▶ _Supplied material_
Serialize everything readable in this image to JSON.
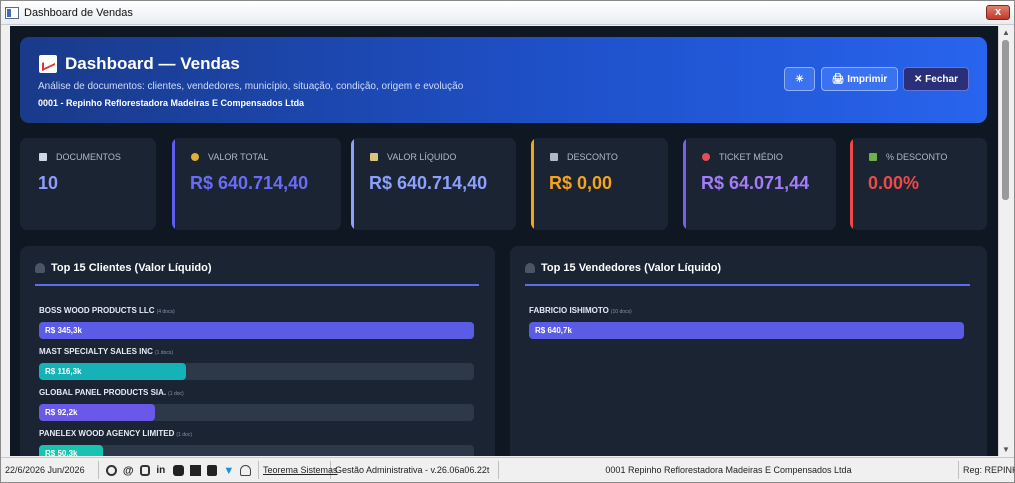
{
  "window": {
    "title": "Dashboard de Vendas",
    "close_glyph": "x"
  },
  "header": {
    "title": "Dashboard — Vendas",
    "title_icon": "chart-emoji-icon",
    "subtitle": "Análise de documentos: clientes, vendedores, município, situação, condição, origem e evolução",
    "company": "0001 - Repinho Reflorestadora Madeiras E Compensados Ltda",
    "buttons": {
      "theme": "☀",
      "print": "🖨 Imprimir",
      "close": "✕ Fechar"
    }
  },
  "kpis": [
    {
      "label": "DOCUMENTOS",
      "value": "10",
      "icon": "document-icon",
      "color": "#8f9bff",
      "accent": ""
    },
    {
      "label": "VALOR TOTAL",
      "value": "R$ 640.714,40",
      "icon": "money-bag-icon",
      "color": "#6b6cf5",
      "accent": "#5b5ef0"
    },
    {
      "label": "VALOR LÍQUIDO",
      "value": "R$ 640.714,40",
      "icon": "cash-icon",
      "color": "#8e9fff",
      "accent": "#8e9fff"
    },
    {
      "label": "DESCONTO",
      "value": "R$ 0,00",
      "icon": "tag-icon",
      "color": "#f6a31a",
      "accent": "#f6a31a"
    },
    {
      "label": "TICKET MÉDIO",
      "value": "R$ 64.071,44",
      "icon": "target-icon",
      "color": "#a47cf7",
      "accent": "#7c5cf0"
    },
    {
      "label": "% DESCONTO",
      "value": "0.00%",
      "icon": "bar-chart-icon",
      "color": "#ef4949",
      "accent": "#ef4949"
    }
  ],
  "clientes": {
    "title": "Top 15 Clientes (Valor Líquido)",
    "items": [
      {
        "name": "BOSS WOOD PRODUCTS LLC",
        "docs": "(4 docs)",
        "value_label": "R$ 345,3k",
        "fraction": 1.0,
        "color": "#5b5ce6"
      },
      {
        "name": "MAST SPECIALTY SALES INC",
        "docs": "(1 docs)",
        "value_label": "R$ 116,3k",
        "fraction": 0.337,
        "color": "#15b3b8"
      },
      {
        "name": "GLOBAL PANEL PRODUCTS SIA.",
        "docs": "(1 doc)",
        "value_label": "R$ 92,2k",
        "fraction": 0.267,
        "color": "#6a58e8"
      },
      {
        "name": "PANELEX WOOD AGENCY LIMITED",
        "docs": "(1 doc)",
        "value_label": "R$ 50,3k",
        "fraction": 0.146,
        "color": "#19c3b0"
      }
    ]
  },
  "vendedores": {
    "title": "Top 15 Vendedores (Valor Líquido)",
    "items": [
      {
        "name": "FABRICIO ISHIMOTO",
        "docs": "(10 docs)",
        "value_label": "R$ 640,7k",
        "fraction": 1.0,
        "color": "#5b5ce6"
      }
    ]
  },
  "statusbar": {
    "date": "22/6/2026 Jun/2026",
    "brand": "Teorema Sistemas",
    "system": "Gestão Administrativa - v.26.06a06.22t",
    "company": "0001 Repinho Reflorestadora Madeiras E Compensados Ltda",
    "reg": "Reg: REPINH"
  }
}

▶ _Exercise prompt_
Pictures don't belong in the copy. Restate all the entries exactly.

▶ _Result below_
Serialize everything readable in this image to JSON.
{
  "window": {
    "title": "Dashboard de Vendas",
    "close_glyph": "x"
  },
  "header": {
    "title": "Dashboard — Vendas",
    "title_icon": "chart-emoji-icon",
    "subtitle": "Análise de documentos: clientes, vendedores, município, situação, condição, origem e evolução",
    "company": "0001 - Repinho Reflorestadora Madeiras E Compensados Ltda",
    "buttons": {
      "theme": "☀",
      "print": "🖨 Imprimir",
      "close": "✕ Fechar"
    }
  },
  "kpis": [
    {
      "label": "DOCUMENTOS",
      "value": "10",
      "icon": "document-icon",
      "color": "#8f9bff",
      "accent": ""
    },
    {
      "label": "VALOR TOTAL",
      "value": "R$ 640.714,40",
      "icon": "money-bag-icon",
      "color": "#6b6cf5",
      "accent": "#5b5ef0"
    },
    {
      "label": "VALOR LÍQUIDO",
      "value": "R$ 640.714,40",
      "icon": "cash-icon",
      "color": "#8e9fff",
      "accent": "#8e9fff"
    },
    {
      "label": "DESCONTO",
      "value": "R$ 0,00",
      "icon": "tag-icon",
      "color": "#f6a31a",
      "accent": "#f6a31a"
    },
    {
      "label": "TICKET MÉDIO",
      "value": "R$ 64.071,44",
      "icon": "target-icon",
      "color": "#a47cf7",
      "accent": "#7c5cf0"
    },
    {
      "label": "% DESCONTO",
      "value": "0.00%",
      "icon": "bar-chart-icon",
      "color": "#ef4949",
      "accent": "#ef4949"
    }
  ],
  "clientes": {
    "title": "Top 15 Clientes (Valor Líquido)",
    "items": [
      {
        "name": "BOSS WOOD PRODUCTS LLC",
        "docs": "(4 docs)",
        "value_label": "R$ 345,3k",
        "fraction": 1.0,
        "color": "#5b5ce6"
      },
      {
        "name": "MAST SPECIALTY SALES INC",
        "docs": "(1 docs)",
        "value_label": "R$ 116,3k",
        "fraction": 0.337,
        "color": "#15b3b8"
      },
      {
        "name": "GLOBAL PANEL PRODUCTS SIA.",
        "docs": "(1 doc)",
        "value_label": "R$ 92,2k",
        "fraction": 0.267,
        "color": "#6a58e8"
      },
      {
        "name": "PANELEX WOOD AGENCY LIMITED",
        "docs": "(1 doc)",
        "value_label": "R$ 50,3k",
        "fraction": 0.146,
        "color": "#19c3b0"
      }
    ]
  },
  "vendedores": {
    "title": "Top 15 Vendedores (Valor Líquido)",
    "items": [
      {
        "name": "FABRICIO ISHIMOTO",
        "docs": "(10 docs)",
        "value_label": "R$ 640,7k",
        "fraction": 1.0,
        "color": "#5b5ce6"
      }
    ]
  },
  "statusbar": {
    "date": "22/6/2026 Jun/2026",
    "brand": "Teorema Sistemas",
    "system": "Gestão Administrativa - v.26.06a06.22t",
    "company": "0001 Repinho Reflorestadora Madeiras E Compensados Ltda",
    "reg": "Reg: REPINH"
  }
}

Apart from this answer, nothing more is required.